Written instruction: Locate the word "values" in the data below, then copy every line that holds it.

[Data entries]
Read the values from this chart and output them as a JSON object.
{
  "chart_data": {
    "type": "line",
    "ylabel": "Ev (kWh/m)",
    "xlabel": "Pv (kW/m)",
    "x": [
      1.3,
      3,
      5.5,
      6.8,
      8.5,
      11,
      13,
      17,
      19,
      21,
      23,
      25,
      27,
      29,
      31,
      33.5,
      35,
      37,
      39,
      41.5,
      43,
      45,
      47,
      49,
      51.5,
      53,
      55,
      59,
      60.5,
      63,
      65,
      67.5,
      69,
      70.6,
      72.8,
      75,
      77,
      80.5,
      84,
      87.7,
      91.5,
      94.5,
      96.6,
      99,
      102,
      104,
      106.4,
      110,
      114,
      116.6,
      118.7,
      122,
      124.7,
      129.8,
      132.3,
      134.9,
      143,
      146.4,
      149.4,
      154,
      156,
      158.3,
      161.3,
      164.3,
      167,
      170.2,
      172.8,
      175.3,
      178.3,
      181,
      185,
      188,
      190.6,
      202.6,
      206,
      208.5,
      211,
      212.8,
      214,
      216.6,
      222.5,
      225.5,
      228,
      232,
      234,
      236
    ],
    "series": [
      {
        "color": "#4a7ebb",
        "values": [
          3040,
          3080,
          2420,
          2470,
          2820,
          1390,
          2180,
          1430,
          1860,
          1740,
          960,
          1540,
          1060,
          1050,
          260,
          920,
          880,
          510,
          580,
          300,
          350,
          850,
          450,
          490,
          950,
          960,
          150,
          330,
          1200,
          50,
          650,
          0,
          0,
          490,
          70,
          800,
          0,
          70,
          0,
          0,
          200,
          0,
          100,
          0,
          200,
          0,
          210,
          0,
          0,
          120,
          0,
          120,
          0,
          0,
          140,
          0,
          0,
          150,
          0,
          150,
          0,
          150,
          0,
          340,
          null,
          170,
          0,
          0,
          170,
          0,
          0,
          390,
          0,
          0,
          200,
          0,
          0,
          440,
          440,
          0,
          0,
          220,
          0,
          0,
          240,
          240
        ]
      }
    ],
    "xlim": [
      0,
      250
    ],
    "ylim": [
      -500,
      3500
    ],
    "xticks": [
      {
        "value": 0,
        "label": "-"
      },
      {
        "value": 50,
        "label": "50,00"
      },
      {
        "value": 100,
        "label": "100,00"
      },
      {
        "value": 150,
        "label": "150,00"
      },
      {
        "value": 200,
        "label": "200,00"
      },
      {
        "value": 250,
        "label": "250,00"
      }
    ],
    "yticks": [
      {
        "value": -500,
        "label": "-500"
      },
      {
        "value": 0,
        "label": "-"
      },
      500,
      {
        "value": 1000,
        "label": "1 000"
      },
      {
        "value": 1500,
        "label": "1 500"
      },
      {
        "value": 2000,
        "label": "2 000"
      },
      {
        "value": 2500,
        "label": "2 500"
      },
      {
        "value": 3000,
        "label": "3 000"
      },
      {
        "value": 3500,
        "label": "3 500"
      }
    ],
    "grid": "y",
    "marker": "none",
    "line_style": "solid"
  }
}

Correct response:
Read the values from this chart and output them as a JSON object.
        "values": [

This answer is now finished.